Gather up the lines that contain "unei".

* Begin *

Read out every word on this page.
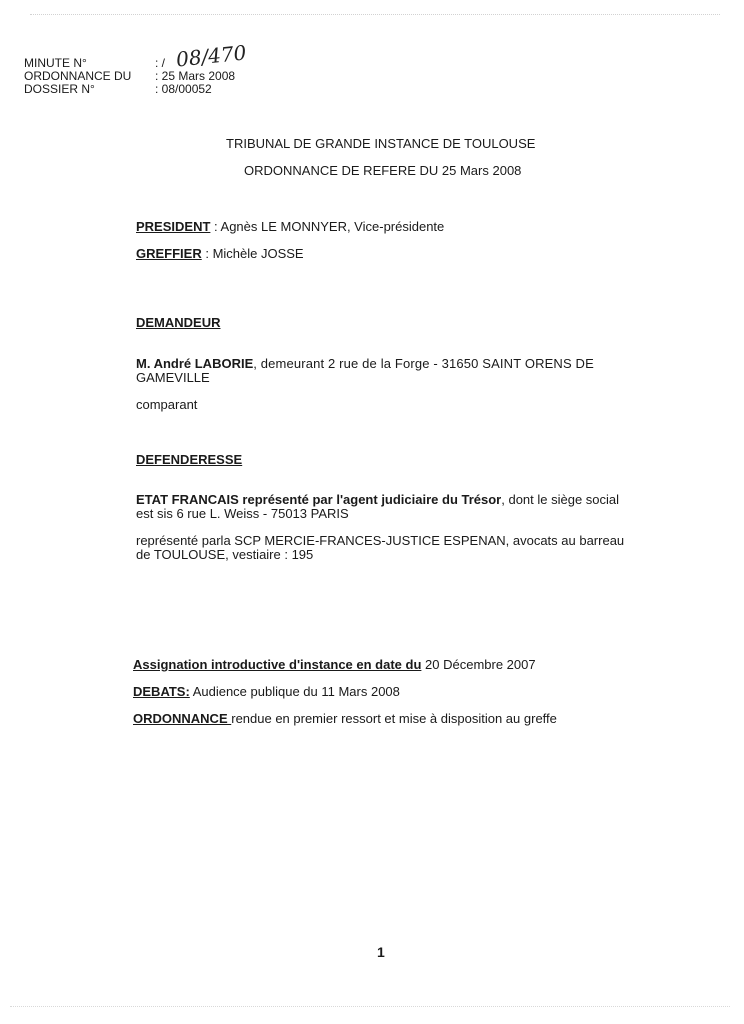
MINUTE N°	: / 08/470
ORDONNANCE DU : 25 Mars 2008
DOSSIER N°	: 08/00052
TRIBUNAL DE GRANDE INSTANCE DE TOULOUSE
ORDONNANCE DE REFERE DU 25 Mars 2008
PRESIDENT : Agnès LE MONNYER, Vice-présidente
GREFFIER : Michèle JOSSE
DEMANDEUR
M. André LABORIE, demeurant 2 rue de la Forge - 31650 SAINT ORENS DE
GAMEVILLE
comparant
DEFENDERESSE
ETAT FRANCAIS représenté par l'agent judiciaire du Trésor, dont le siège social
est sis 6 rue L. Weiss - 75013 PARIS
représenté parla SCP MERCIE-FRANCES-JUSTICE ESPENAN, avocats au barreau
de TOULOUSE, vestiaire : 195
Assignation introductive d'instance en date du 20 Décembre 2007
DEBATS: Audience publique du 11 Mars 2008
ORDONNANCE rendue en premier ressort et mise à disposition au greffe
1
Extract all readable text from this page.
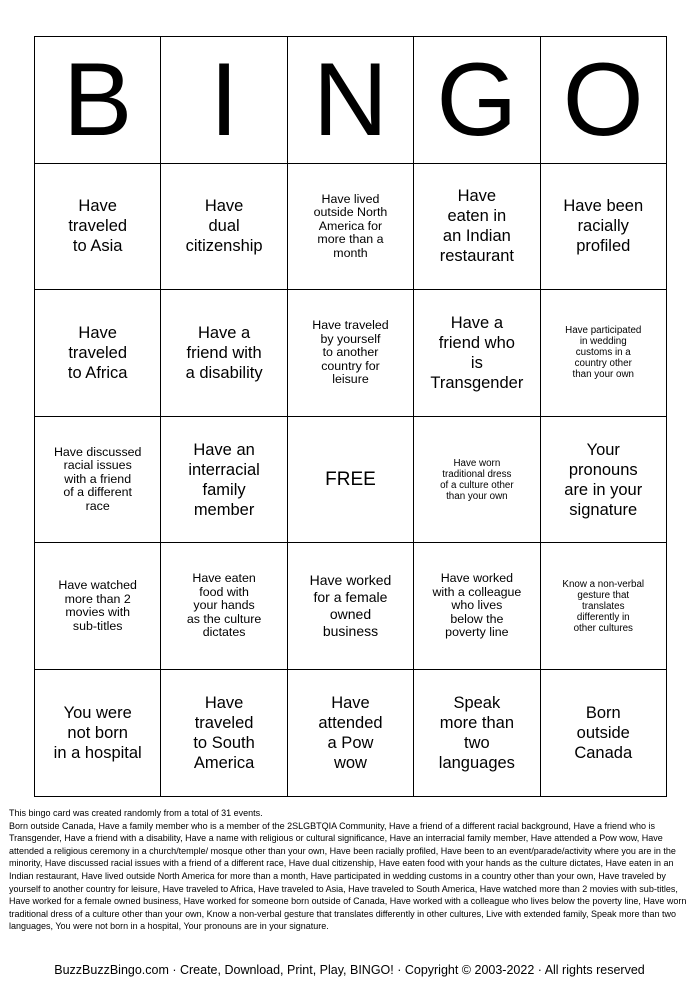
B I N G O
Have
traveled
to Asia
Have
dual
citizenship
Have lived
outside North
America for
more than a
month
Have
eaten in
an Indian
restaurant
Have been
racially
profiled
Have
traveled
to Africa
Have a
friend with
a disability
Have traveled
by yourself
to another
country for
leisure
Have a
friend who
is
Transgender
Have participated
in wedding
customs in a
country other
than your own
Have discussed
racial issues
with a friend
of a different
race
Have an
interracial
family
member
FREE
Have worn
traditional dress
of a culture other
than your own
Your
pronouns
are in your
signature
Have watched
more than 2
movies with
sub-titles
Have eaten
food with
your hands
as the culture
dictates
Have worked
for a female
owned
business
Have worked
with a colleague
who lives
below the
poverty line
Know a non-verbal
gesture that
translates
differently in
other cultures
You were
not born
in a hospital
Have
traveled
to South
America
Have
attended
a Pow
wow
Speak
more than
two
languages
Born
outside
Canada
This bingo card was created randomly from a total of 31 events.
Born outside Canada, Have a family member who is a member of the 2SLGBTQIA Community, Have a friend of a different racial background, Have a friend who is Transgender, Have a friend with a disability, Have a name with religious or cultural significance, Have an interracial family member, Have attended a Pow wow, Have attended a religious ceremony in a church/temple/ mosque other than your own, Have been racially profiled, Have been to an event/parade/activity where you are in the minority, Have discussed racial issues with a friend of a different race, Have dual citizenship, Have eaten food with your hands as the culture dictates, Have eaten in an Indian restaurant, Have lived outside North America for more than a month, Have participated in wedding customs in a country other than your own, Have traveled by yourself to another country for leisure, Have traveled to Africa, Have traveled to Asia, Have traveled to South America, Have watched more than 2 movies with sub-titles, Have worked for a female owned business, Have worked for someone born outside of Canada, Have worked with a colleague who lives below the poverty line, Have worn traditional dress of a culture other than your own, Know a non-verbal gesture that translates differently in other cultures, Live with extended family, Speak more than two languages, You were not born in a hospital, Your pronouns are in your signature.
BuzzBuzzBingo.com · Create, Download, Print, Play, BINGO! · Copyright © 2003-2022 · All rights reserved
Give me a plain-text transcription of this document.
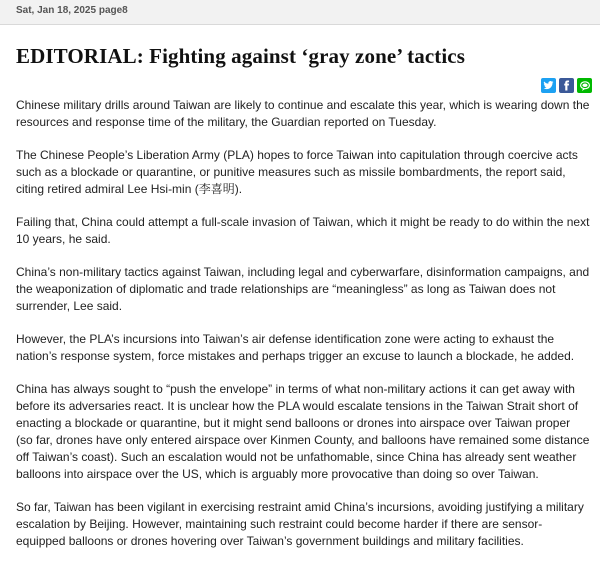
Sat, Jan 18, 2025 page8
EDITORIAL: Fighting against ‘gray zone’ tactics

Chinese military drills around Taiwan are likely to continue and escalate this year, which is wearing down the resources and response time of the military, the Guardian reported on Tuesday.

The Chinese People’s Liberation Army (PLA) hopes to force Taiwan into capitulation through coercive acts such as a blockade or quarantine, or punitive measures such as missile bombardments, the report said, citing retired admiral Lee Hsi-min (李喜明).

Failing that, China could attempt a full-scale invasion of Taiwan, which it might be ready to do within the next 10 years, he said.

China’s non-military tactics against Taiwan, including legal and cyberwarfare, disinformation campaigns, and the weaponization of diplomatic and trade relationships are “meaningless” as long as Taiwan does not surrender, Lee said.

However, the PLA’s incursions into Taiwan’s air defense identification zone were acting to exhaust the nation’s response system, force mistakes and perhaps trigger an excuse to launch a blockade, he added.

China has always sought to “push the envelope” in terms of what non-military actions it can get away with before its adversaries react. It is unclear how the PLA would escalate tensions in the Taiwan Strait short of enacting a blockade or quarantine, but it might send balloons or drones into airspace over Taiwan proper (so far, drones have only entered airspace over Kinmen County, and balloons have remained some distance off Taiwan’s coast). Such an escalation would not be unfathomable, since China has already sent weather balloons into airspace over the US, which is arguably more provocative than doing so over Taiwan.

So far, Taiwan has been vigilant in exercising restraint amid China’s incursions, avoiding justifying a military escalation by Beijing. However, maintaining such restraint could become harder if there are sensor-equipped balloons or drones hovering over Taiwan’s government buildings and military facilities.
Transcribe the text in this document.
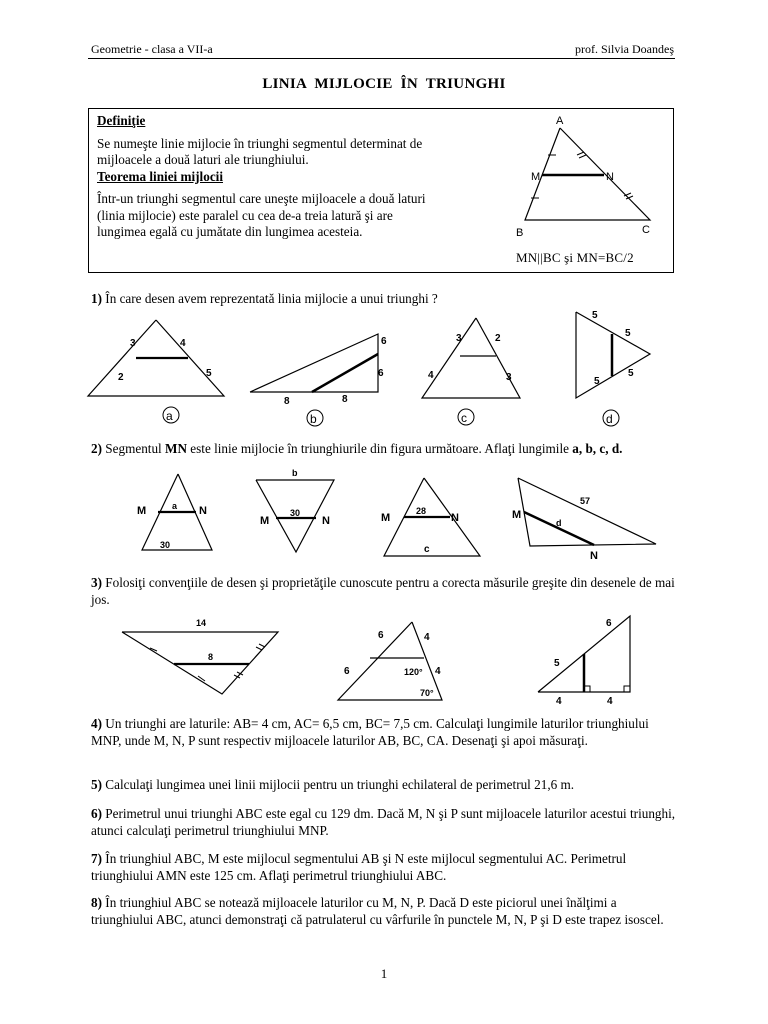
Geometrie - clasa a VII-a	prof. Silvia Doandeş
LINIA MIJLOCIE ÎN TRIUNGHI

Definiţie

Se numeşte linie mijlocie în triunghi segmentul determinat de mijloacele a două laturi ale triunghiului.

Teorema liniei mijlocii

Într-un triunghi segmentul care uneşte mijloacele a două laturi (linia mijlocie) este paralel cu cea de-a treia latură şi are lungimea egală cu jumătate din lungimea acesteia.

A
B	C
M	N
MN||BC şi MN=BC/2
1) În care desen avem reprezentată linia mijlocie a unui triunghi ?
3	4
2	5
a
6
6
8	8
b
3	2
4	3
c
5
5
5
5
d
2) Segmentul MN este linie mijlocie în triunghiurile din figura următoare. Aflaţi lungimile a, b, c, d.
M	N
a
30
b
M	N
30	M	N
28
c
M
N
d
57
3) Folosiţi convenţiile de desen şi proprietăţile cunoscute pentru a corecta măsurile greşite din desenele de mai jos.
14
8
6	4
6	4
120°
70°
6
5
4	4
4) Un triunghi are laturile: AB= 4 cm, AC= 6,5 cm, BC= 7,5 cm. Calculaţi lungimile laturilor triunghiului MNP, unde M, N, P sunt respectiv mijloacele laturilor AB, BC, CA. Desenaţi şi apoi măsuraţi.
5) Calculaţi lungimea unei linii mijlocii pentru un triunghi echilateral de perimetrul 21,6 m.
6) Perimetrul unui triunghi ABC este egal cu 129 dm. Dacă M, N şi P sunt mijloacele laturilor acestui triunghi, atunci calculaţi perimetrul triunghiului MNP.
7) În triunghiul ABC, M este mijlocul segmentului AB şi N este mijlocul segmentului AC. Perimetrul triunghiului AMN este 125 cm. Aflaţi perimetrul triunghiului ABC.
8) În triunghiul ABC se notează mijloacele laturilor cu M, N, P. Dacă D este piciorul unei înălţimi a triunghiului ABC, atunci demonstraţi că patrulaterul cu vârfurile în punctele M, N, P şi D este trapez isoscel.
1
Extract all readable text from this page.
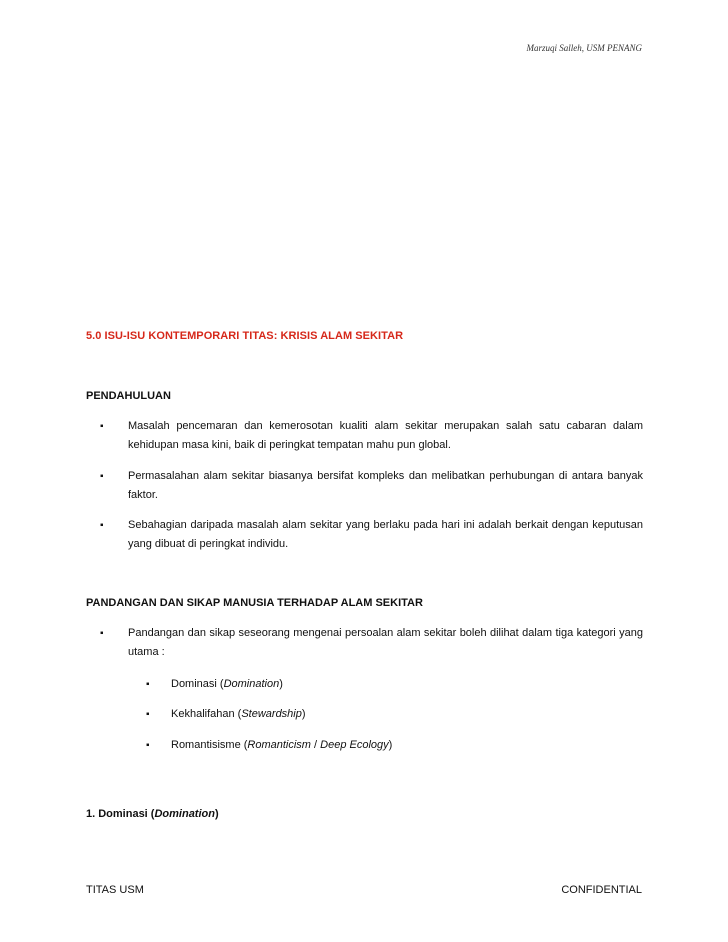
Marzuqi Salleh, USM PENANG
5.0 ISU-ISU KONTEMPORARI TITAS: KRISIS ALAM SEKITAR
PENDAHULUAN
▪ Masalah pencemaran dan kemerosotan kualiti alam sekitar merupakan salah satu cabaran dalam kehidupan masa kini, baik di peringkat tempatan mahu pun global.
▪ Permasalahan alam sekitar biasanya bersifat kompleks dan melibatkan perhubungan di antara banyak faktor.
▪ Sebahagian daripada masalah alam sekitar yang berlaku pada hari ini adalah berkait dengan keputusan yang dibuat di peringkat individu.
PANDANGAN DAN SIKAP MANUSIA TERHADAP ALAM SEKITAR
▪ Pandangan dan sikap seseorang mengenai persoalan alam sekitar boleh dilihat dalam tiga kategori yang utama :
▪ Dominasi (Domination)
▪ Kekhalifahan (Stewardship)
▪ Romantisisme (Romanticism / Deep Ecology)
1. Dominasi (Domination)
TITAS USM	CONFIDENTIAL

* End *

(REPLY)
5) Calculaţi lungimea unei linii mijlocii pentru un triunghi echilateral de perimetrul 21,6 m.
8) În triunghiul ABC se notează mijloacele laturilor cu M, N, P. Dacă D este piciorul unei înălţimi a triunghiului ABC, atunci demonstraţi că patrulaterul cu vârfurile în punctele M, N, P şi D este trapez isoscel.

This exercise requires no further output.